Exercise directions: Copy the rows below verbatim, starting at the first row and ending at the row containing "The constant current charging", including both. Copy no other rows.

Excerpt from a dataset:
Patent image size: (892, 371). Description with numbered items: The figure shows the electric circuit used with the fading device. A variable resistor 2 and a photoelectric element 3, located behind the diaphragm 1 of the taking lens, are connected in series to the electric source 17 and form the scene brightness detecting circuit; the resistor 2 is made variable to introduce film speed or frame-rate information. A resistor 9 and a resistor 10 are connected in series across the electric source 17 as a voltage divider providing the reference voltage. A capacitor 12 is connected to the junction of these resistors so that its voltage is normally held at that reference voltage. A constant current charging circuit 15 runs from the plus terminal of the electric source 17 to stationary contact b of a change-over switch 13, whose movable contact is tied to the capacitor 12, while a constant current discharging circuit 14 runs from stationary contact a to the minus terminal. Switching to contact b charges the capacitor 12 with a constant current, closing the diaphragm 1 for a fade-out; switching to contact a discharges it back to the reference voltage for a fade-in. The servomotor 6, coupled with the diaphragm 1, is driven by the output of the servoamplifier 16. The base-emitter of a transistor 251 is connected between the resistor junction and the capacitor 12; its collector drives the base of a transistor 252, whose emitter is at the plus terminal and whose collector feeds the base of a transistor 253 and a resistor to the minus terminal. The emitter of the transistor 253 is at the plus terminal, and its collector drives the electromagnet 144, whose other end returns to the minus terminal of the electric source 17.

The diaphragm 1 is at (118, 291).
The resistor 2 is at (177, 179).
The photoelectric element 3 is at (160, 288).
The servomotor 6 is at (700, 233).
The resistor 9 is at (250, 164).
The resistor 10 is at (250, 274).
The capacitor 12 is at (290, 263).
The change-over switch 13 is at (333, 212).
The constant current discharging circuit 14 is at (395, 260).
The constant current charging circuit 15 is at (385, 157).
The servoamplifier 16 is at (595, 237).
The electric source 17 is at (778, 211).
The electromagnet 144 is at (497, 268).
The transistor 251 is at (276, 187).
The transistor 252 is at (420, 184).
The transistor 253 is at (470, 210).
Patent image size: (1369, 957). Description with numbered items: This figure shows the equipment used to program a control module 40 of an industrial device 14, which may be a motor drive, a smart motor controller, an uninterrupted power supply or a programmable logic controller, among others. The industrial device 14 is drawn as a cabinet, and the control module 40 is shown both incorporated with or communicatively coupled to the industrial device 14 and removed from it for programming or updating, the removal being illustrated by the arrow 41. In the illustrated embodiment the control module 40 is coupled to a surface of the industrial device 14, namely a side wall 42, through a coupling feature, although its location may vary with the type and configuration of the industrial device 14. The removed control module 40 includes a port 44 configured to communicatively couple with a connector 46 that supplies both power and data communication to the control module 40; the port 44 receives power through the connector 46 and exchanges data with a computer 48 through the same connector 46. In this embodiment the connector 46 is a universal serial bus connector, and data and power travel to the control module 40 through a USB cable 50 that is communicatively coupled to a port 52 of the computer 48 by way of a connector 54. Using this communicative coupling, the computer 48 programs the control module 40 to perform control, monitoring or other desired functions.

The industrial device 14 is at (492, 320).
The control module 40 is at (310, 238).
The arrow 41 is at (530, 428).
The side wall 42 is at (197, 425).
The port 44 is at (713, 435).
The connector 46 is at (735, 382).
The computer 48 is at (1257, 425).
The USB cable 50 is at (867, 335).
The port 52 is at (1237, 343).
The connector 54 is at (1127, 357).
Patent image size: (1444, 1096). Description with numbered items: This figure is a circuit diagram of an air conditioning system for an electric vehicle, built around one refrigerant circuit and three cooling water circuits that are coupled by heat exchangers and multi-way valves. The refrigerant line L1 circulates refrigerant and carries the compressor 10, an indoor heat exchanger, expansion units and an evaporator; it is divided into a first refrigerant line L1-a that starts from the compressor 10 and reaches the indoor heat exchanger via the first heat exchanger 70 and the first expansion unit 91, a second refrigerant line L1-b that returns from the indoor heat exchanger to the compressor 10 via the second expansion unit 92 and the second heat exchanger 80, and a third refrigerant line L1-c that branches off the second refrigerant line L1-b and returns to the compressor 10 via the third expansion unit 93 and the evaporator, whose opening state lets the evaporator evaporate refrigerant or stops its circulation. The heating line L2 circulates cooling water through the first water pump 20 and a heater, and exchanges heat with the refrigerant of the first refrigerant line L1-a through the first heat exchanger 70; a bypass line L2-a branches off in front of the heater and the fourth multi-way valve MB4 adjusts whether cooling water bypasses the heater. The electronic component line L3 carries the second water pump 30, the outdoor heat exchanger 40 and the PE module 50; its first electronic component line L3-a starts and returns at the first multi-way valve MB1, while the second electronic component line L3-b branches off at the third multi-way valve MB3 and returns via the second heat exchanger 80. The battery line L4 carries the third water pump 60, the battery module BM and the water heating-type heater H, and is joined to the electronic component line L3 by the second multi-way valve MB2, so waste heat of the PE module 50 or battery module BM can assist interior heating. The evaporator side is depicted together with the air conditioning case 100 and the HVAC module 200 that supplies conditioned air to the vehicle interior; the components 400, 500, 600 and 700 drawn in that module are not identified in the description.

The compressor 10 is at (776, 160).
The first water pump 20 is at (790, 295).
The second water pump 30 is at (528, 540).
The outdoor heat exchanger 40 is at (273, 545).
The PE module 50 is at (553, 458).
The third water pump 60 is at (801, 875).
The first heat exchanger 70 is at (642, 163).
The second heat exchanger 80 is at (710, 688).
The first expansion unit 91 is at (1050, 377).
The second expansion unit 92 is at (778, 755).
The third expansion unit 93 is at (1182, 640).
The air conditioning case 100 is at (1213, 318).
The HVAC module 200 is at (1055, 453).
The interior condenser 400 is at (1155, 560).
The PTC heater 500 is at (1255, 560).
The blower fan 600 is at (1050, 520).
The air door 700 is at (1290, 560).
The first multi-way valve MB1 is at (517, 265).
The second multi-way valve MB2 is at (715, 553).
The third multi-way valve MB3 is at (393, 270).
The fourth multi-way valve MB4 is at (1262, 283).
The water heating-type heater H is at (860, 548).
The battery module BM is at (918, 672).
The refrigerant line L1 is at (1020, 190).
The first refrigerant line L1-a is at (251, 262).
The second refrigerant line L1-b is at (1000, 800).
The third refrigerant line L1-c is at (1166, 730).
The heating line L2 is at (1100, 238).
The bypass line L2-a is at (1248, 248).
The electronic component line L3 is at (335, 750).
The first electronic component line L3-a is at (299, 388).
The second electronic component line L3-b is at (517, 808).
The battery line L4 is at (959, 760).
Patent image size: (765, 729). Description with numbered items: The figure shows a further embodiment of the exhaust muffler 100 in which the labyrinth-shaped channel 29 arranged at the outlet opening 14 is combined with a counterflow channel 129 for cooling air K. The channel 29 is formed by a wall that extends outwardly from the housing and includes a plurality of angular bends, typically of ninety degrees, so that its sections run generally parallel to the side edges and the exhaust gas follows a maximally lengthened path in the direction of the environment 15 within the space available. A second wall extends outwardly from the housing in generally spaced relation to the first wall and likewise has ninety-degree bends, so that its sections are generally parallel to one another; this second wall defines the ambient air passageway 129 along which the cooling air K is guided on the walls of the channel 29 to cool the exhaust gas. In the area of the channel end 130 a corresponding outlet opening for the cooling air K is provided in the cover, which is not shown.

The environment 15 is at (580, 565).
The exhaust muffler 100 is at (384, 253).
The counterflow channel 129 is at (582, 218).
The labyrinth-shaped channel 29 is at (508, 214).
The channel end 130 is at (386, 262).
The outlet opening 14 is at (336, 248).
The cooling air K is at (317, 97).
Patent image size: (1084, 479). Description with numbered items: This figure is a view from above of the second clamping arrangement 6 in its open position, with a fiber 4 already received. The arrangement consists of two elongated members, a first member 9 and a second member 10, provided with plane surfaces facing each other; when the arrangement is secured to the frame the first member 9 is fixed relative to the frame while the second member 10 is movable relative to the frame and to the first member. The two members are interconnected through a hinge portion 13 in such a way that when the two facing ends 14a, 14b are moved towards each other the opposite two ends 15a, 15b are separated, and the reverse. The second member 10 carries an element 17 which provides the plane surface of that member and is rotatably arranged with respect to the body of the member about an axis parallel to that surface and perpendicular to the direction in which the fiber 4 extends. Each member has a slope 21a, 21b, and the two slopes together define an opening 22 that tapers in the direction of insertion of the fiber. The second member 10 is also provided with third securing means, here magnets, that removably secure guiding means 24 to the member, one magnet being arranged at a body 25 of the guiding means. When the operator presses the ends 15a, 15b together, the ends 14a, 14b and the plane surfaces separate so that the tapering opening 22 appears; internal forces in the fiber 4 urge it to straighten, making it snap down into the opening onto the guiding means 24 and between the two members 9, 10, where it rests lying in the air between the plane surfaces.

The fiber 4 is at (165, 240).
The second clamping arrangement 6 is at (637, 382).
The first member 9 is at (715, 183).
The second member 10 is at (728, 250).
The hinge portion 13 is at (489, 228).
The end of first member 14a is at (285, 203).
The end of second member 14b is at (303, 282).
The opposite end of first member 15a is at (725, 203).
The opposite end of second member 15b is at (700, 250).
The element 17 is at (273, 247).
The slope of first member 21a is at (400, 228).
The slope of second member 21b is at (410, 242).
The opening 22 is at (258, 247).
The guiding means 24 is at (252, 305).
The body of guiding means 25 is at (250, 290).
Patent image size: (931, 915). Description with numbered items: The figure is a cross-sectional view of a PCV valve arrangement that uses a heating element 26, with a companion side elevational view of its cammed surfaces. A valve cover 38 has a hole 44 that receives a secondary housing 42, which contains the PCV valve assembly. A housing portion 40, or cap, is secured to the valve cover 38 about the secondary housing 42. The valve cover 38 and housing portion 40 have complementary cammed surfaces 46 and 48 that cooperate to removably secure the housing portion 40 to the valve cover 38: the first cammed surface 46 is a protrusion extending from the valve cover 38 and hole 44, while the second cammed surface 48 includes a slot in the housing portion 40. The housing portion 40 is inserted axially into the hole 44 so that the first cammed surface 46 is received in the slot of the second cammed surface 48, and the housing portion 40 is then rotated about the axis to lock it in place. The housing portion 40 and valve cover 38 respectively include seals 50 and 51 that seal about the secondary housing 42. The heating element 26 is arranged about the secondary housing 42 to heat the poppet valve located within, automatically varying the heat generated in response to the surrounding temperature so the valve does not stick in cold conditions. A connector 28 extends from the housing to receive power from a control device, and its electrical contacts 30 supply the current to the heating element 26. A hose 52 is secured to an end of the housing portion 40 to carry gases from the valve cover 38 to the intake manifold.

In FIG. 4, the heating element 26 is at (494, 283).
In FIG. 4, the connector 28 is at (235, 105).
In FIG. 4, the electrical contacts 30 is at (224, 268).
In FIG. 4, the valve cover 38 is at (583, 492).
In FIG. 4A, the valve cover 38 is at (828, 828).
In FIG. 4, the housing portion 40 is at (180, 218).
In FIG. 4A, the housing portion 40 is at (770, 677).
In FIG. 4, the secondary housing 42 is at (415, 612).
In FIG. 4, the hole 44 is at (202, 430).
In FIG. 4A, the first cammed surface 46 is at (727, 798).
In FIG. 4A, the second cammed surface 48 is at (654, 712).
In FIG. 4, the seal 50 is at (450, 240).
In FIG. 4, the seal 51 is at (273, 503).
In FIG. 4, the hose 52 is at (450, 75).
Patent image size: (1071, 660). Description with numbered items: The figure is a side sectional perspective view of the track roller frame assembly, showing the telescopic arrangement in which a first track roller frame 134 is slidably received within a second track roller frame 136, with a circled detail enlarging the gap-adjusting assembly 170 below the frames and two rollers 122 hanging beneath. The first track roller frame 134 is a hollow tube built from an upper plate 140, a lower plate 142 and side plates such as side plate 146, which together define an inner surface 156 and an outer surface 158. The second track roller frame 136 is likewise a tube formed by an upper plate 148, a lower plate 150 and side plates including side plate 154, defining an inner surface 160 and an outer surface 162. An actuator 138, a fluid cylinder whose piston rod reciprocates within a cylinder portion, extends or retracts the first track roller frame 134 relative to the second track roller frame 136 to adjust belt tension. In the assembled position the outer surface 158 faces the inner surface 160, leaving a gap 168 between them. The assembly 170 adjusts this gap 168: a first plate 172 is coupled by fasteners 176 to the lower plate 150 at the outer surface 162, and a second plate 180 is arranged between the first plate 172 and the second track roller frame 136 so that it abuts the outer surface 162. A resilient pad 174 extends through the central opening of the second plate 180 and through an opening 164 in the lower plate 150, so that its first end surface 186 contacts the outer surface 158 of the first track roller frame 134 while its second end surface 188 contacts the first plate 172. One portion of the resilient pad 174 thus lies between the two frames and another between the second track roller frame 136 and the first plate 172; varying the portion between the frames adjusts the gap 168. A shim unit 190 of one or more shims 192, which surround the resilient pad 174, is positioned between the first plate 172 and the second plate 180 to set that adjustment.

Solved problem:
Patent image size: (892, 371). Description with numbered items: The figure shows the electric circuit used with the fading device. A variable resistor 2 and a photoelectric element 3, located behind the diaphragm 1 of the taking lens, are connected in series to the electric source 17 and form the scene brightness detecting circuit; the resistor 2 is made variable to introduce film speed or frame-rate information. A resistor 9 and a resistor 10 are connected in series across the electric source 17 as a voltage divider providing the reference voltage. A capacitor 12 is connected to the junction of these resistors so that its voltage is normally held at that reference voltage. A constant current charging circuit 15 runs from the plus terminal of the electric source 17 to stationary contact b of a change-over switch 13, whose movable contact is tied to the capacitor 12, while a constant current discharging circuit 14 runs from stationary contact a to the minus terminal. Switching to contact b charges the capacitor 12 with a constant current, closing the diaphragm 1 for a fade-out; switching to contact a discharges it back to the reference voltage for a fade-in. The servomotor 6, coupled with the diaphragm 1, is driven by the output of the servoamplifier 16. The base-emitter of a transistor 251 is connected between the resistor junction and the capacitor 12; its collector drives the base of a transistor 252, whose emitter is at the plus terminal and whose collector feeds the base of a transistor 253 and a resistor to the minus terminal. The emitter of the transistor 253 is at the plus terminal, and its collector drives the electromagnet 144, whose other end returns to the minus terminal of the electric source 17.

The diaphragm 1 is at (118, 291).
The resistor 2 is at (177, 179).
The photoelectric element 3 is at (160, 288).
The servomotor 6 is at (700, 233).
The resistor 9 is at (250, 164).
The resistor 10 is at (250, 274).
The capacitor 12 is at (290, 263).
The change-over switch 13 is at (333, 212).
The constant current discharging circuit 14 is at (395, 260).
The constant current charging circuit 15 is at (385, 157).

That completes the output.